| Directions for this task |
The records that follow must be repeated verbatim, every one of them.

* BEGIN Records to use *

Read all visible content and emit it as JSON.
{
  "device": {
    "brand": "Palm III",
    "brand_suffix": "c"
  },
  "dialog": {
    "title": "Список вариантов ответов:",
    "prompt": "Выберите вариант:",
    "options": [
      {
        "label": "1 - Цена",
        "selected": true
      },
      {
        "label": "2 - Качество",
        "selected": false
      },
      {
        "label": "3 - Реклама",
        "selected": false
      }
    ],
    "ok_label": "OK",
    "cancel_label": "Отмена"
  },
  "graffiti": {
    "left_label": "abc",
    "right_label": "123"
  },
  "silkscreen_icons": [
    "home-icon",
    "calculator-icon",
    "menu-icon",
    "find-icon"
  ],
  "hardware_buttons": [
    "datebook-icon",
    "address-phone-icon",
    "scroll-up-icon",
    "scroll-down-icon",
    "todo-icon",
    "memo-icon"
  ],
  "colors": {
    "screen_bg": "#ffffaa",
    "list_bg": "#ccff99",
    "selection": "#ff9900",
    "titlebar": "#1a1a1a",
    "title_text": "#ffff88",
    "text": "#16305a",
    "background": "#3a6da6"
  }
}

* END Records to use *

| Task answer |
Read all visible content and emit it as JSON.
{
  "device": {
    "brand": "Palm III",
    "brand_suffix": "c"
  },
  "dialog": {
    "title": "Список вариантов ответов:",
    "prompt": "Выберите вариант:",
    "options": [
      {
        "label": "1 - Цена",
        "selected": true
      },
      {
        "label": "2 - Качество",
        "selected": false
      },
      {
        "label": "3 - Реклама",
        "selected": false
      }
    ],
    "ok_label": "OK",
    "cancel_label": "Отмена"
  },
  "graffiti": {
    "left_label": "abc",
    "right_label": "123"
  },
  "silkscreen_icons": [
    "home-icon",
    "calculator-icon",
    "menu-icon",
    "find-icon"
  ],
  "hardware_buttons": [
    "datebook-icon",
    "address-phone-icon",
    "scroll-up-icon",
    "scroll-down-icon",
    "todo-icon",
    "memo-icon"
  ],
  "colors": {
    "screen_bg": "#ffffaa",
    "list_bg": "#ccff99",
    "selection": "#ff9900",
    "titlebar": "#1a1a1a",
    "title_text": "#ffff88",
    "text": "#16305a",
    "background": "#3a6da6"
  }
}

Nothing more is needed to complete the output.